- _Exercise instructions_
Filter the entries that follow, copying every line in which the word "Distance" appears.

- _The input_
╭──
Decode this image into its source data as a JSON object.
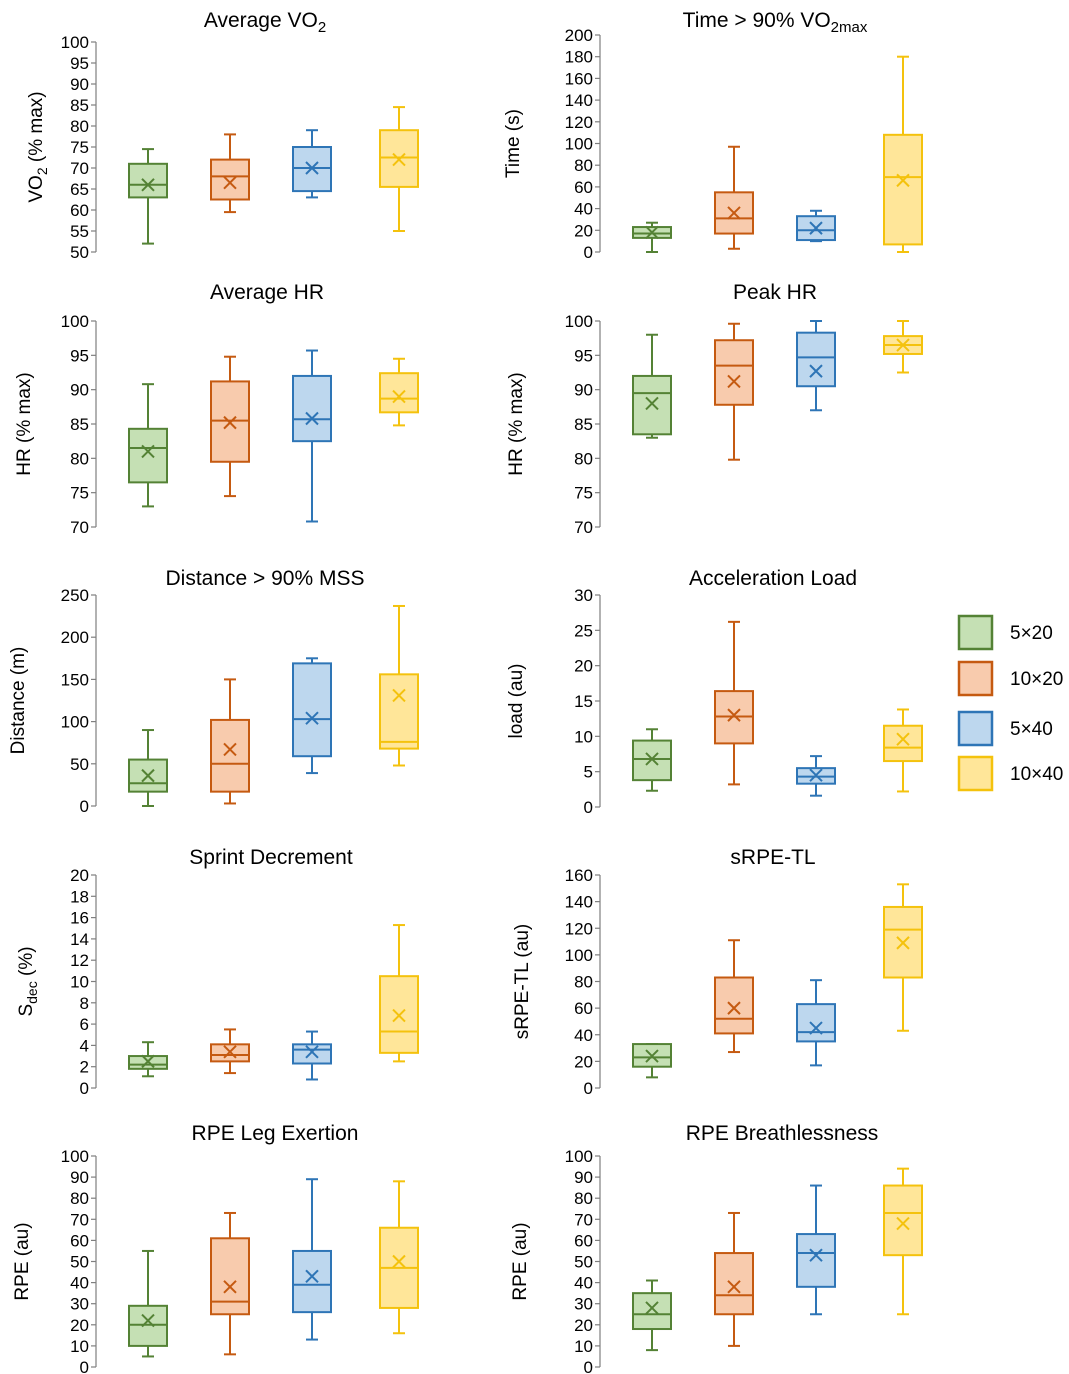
{
  "chart_data": [
    {
      "type": "box",
      "title": "Average VO",
      "title_sub": "2",
      "ylabel": "VO",
      "ylabel_sub": "2",
      "ylabel_tail": " (% max)",
      "ylim": [
        50,
        100
      ],
      "ticks": [
        "50",
        "55",
        "60",
        "65",
        "70",
        "75",
        "80",
        "85",
        "90",
        "95",
        "100"
      ],
      "boxes": [
        {
          "group": "5×20",
          "min": 52,
          "q1": 63,
          "median": 66,
          "q3": 71,
          "max": 74.5,
          "mean": 66
        },
        {
          "group": "10×20",
          "min": 59.5,
          "q1": 62.5,
          "median": 68,
          "q3": 72,
          "max": 78,
          "mean": 66.5
        },
        {
          "group": "5×40",
          "min": 63,
          "q1": 64.5,
          "median": 70,
          "q3": 75,
          "max": 79,
          "mean": 70
        },
        {
          "group": "10×40",
          "min": 55,
          "q1": 65.5,
          "median": 72.5,
          "q3": 79,
          "max": 84.5,
          "mean": 72
        }
      ]
    },
    {
      "type": "box",
      "title": "Time > 90% VO",
      "title_sub": "2max",
      "ylabel": "Time (s)",
      "ylim": [
        0,
        200
      ],
      "ticks": [
        "0",
        "20",
        "40",
        "60",
        "80",
        "100",
        "120",
        "140",
        "160",
        "180",
        "200"
      ],
      "boxes": [
        {
          "group": "5×20",
          "min": 0,
          "q1": 13,
          "median": 17,
          "q3": 23,
          "max": 27,
          "mean": 18
        },
        {
          "group": "10×20",
          "min": 3,
          "q1": 17,
          "median": 31,
          "q3": 55,
          "max": 97,
          "mean": 36
        },
        {
          "group": "5×40",
          "min": 10,
          "q1": 11,
          "median": 20,
          "q3": 33,
          "max": 38,
          "mean": 22
        },
        {
          "group": "10×40",
          "min": 0,
          "q1": 7,
          "median": 69,
          "q3": 108,
          "max": 180,
          "mean": 66
        }
      ]
    },
    {
      "type": "box",
      "title": "Average HR",
      "ylabel": "HR (% max)",
      "ylim": [
        70,
        100
      ],
      "ticks": [
        "70",
        "75",
        "80",
        "85",
        "90",
        "95",
        "100"
      ],
      "boxes": [
        {
          "group": "5×20",
          "min": 73,
          "q1": 76.5,
          "median": 81.5,
          "q3": 84.3,
          "max": 90.8,
          "mean": 81
        },
        {
          "group": "10×20",
          "min": 74.5,
          "q1": 79.5,
          "median": 85.5,
          "q3": 91.2,
          "max": 94.8,
          "mean": 85.2
        },
        {
          "group": "5×40",
          "min": 70.8,
          "q1": 82.5,
          "median": 85.7,
          "q3": 92,
          "max": 95.7,
          "mean": 85.8
        },
        {
          "group": "10×40",
          "min": 84.8,
          "q1": 86.7,
          "median": 88.7,
          "q3": 92.4,
          "max": 94.5,
          "mean": 89
        }
      ]
    },
    {
      "type": "box",
      "title": "Peak HR",
      "ylabel": "HR (% max)",
      "ylim": [
        70,
        100
      ],
      "ticks": [
        "70",
        "75",
        "80",
        "85",
        "90",
        "95",
        "100"
      ],
      "boxes": [
        {
          "group": "5×20",
          "min": 83,
          "q1": 83.5,
          "median": 89.5,
          "q3": 92,
          "max": 98,
          "mean": 88
        },
        {
          "group": "10×20",
          "min": 79.8,
          "q1": 87.8,
          "median": 93.5,
          "q3": 97.2,
          "max": 99.6,
          "mean": 91.2
        },
        {
          "group": "5×40",
          "min": 87,
          "q1": 90.5,
          "median": 94.7,
          "q3": 98.3,
          "max": 100,
          "mean": 92.7
        },
        {
          "group": "10×40",
          "min": 92.5,
          "q1": 95.2,
          "median": 96.5,
          "q3": 97.8,
          "max": 100,
          "mean": 96.5
        }
      ]
    },
    {
      "type": "box",
      "title": "Distance > 90% MSS",
      "ylabel": "Distance (m)",
      "ylim": [
        0,
        250
      ],
      "ticks": [
        "0",
        "50",
        "100",
        "150",
        "200",
        "250"
      ],
      "boxes": [
        {
          "group": "5×20",
          "min": 0,
          "q1": 17,
          "median": 27,
          "q3": 55,
          "max": 90,
          "mean": 36
        },
        {
          "group": "10×20",
          "min": 3,
          "q1": 17,
          "median": 50,
          "q3": 102,
          "max": 150,
          "mean": 67
        },
        {
          "group": "5×40",
          "min": 39,
          "q1": 59,
          "median": 103,
          "q3": 169,
          "max": 175,
          "mean": 104
        },
        {
          "group": "10×40",
          "min": 48,
          "q1": 68,
          "median": 76,
          "q3": 156,
          "max": 237,
          "mean": 131
        }
      ]
    },
    {
      "type": "box",
      "title": "Acceleration Load",
      "ylabel": "load (au)",
      "ylim": [
        0,
        30
      ],
      "ticks": [
        "0",
        "5",
        "10",
        "15",
        "20",
        "25",
        "30"
      ],
      "boxes": [
        {
          "group": "5×20",
          "min": 2.3,
          "q1": 3.8,
          "median": 6.8,
          "q3": 9.4,
          "max": 11,
          "mean": 6.8
        },
        {
          "group": "10×20",
          "min": 3.2,
          "q1": 9,
          "median": 12.8,
          "q3": 16.4,
          "max": 26.2,
          "mean": 13
        },
        {
          "group": "5×40",
          "min": 1.6,
          "q1": 3.3,
          "median": 4.3,
          "q3": 5.5,
          "max": 7.2,
          "mean": 4.5
        },
        {
          "group": "10×40",
          "min": 2.2,
          "q1": 6.5,
          "median": 8.4,
          "q3": 11.5,
          "max": 13.8,
          "mean": 9.6
        }
      ]
    },
    {
      "type": "box",
      "title": "Sprint Decrement",
      "ylabel": "S",
      "ylabel_sub": "dec",
      "ylabel_tail": " (%)",
      "ylim": [
        0,
        20
      ],
      "ticks": [
        "0",
        "2",
        "4",
        "6",
        "8",
        "10",
        "12",
        "14",
        "16",
        "18",
        "20"
      ],
      "boxes": [
        {
          "group": "5×20",
          "min": 1.1,
          "q1": 1.8,
          "median": 2.2,
          "q3": 3,
          "max": 4.3,
          "mean": 2.5
        },
        {
          "group": "10×20",
          "min": 1.4,
          "q1": 2.5,
          "median": 3.1,
          "q3": 4.1,
          "max": 5.5,
          "mean": 3.4
        },
        {
          "group": "5×40",
          "min": 0.8,
          "q1": 2.3,
          "median": 3.6,
          "q3": 4.1,
          "max": 5.3,
          "mean": 3.4
        },
        {
          "group": "10×40",
          "min": 2.5,
          "q1": 3.3,
          "median": 5.3,
          "q3": 10.5,
          "max": 15.3,
          "mean": 6.8
        }
      ]
    },
    {
      "type": "box",
      "title": "sRPE-TL",
      "ylabel": "sRPE-TL (au)",
      "ylim": [
        0,
        160
      ],
      "ticks": [
        "0",
        "20",
        "40",
        "60",
        "80",
        "100",
        "120",
        "140",
        "160"
      ],
      "boxes": [
        {
          "group": "5×20",
          "min": 8,
          "q1": 16,
          "median": 23,
          "q3": 33,
          "max": 33,
          "mean": 24
        },
        {
          "group": "10×20",
          "min": 27,
          "q1": 41,
          "median": 52,
          "q3": 83,
          "max": 111,
          "mean": 60
        },
        {
          "group": "5×40",
          "min": 17,
          "q1": 35,
          "median": 42,
          "q3": 63,
          "max": 81,
          "mean": 45
        },
        {
          "group": "10×40",
          "min": 43,
          "q1": 83,
          "median": 119,
          "q3": 136,
          "max": 153,
          "mean": 109
        }
      ]
    },
    {
      "type": "box",
      "title": "RPE Leg Exertion",
      "ylabel": "RPE (au)",
      "ylim": [
        0,
        100
      ],
      "ticks": [
        "0",
        "10",
        "20",
        "30",
        "40",
        "50",
        "60",
        "70",
        "80",
        "90",
        "100"
      ],
      "boxes": [
        {
          "group": "5×20",
          "min": 5,
          "q1": 10,
          "median": 20,
          "q3": 29,
          "max": 55,
          "mean": 22
        },
        {
          "group": "10×20",
          "min": 6,
          "q1": 25,
          "median": 31,
          "q3": 61,
          "max": 73,
          "mean": 38
        },
        {
          "group": "5×40",
          "min": 13,
          "q1": 26,
          "median": 39,
          "q3": 55,
          "max": 89,
          "mean": 43
        },
        {
          "group": "10×40",
          "min": 16,
          "q1": 28,
          "median": 47,
          "q3": 66,
          "max": 88,
          "mean": 50
        }
      ]
    },
    {
      "type": "box",
      "title": "RPE Breathlessness",
      "ylabel": "RPE (au)",
      "ylim": [
        0,
        100
      ],
      "ticks": [
        "0",
        "10",
        "20",
        "30",
        "40",
        "50",
        "60",
        "70",
        "80",
        "90",
        "100"
      ],
      "boxes": [
        {
          "group": "5×20",
          "min": 8,
          "q1": 18,
          "median": 25,
          "q3": 35,
          "max": 41,
          "mean": 28
        },
        {
          "group": "10×20",
          "min": 10,
          "q1": 25,
          "median": 34,
          "q3": 54,
          "max": 73,
          "mean": 38
        },
        {
          "group": "5×40",
          "min": 25,
          "q1": 38,
          "median": 54,
          "q3": 63,
          "max": 86,
          "mean": 53
        },
        {
          "group": "10×40",
          "min": 25,
          "q1": 53,
          "median": 73,
          "q3": 86,
          "max": 94,
          "mean": 68
        }
      ]
    }
  ],
  "legend": {
    "position": "right",
    "items": [
      {
        "label": "5×20",
        "stroke": "#548235",
        "fill": "#c5e0b4"
      },
      {
        "label": "10×20",
        "stroke": "#c55a11",
        "fill": "#f8cbad"
      },
      {
        "label": "5×40",
        "stroke": "#2e75b6",
        "fill": "#bdd7ee"
      },
      {
        "label": "10×40",
        "stroke": "#f4c20d",
        "fill": "#ffe699"
      }
    ]
  }
}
╰──
- _Answer to this exercise_
      "title": "Distance > 90% MSS",
      "ylabel": "Distance (m)",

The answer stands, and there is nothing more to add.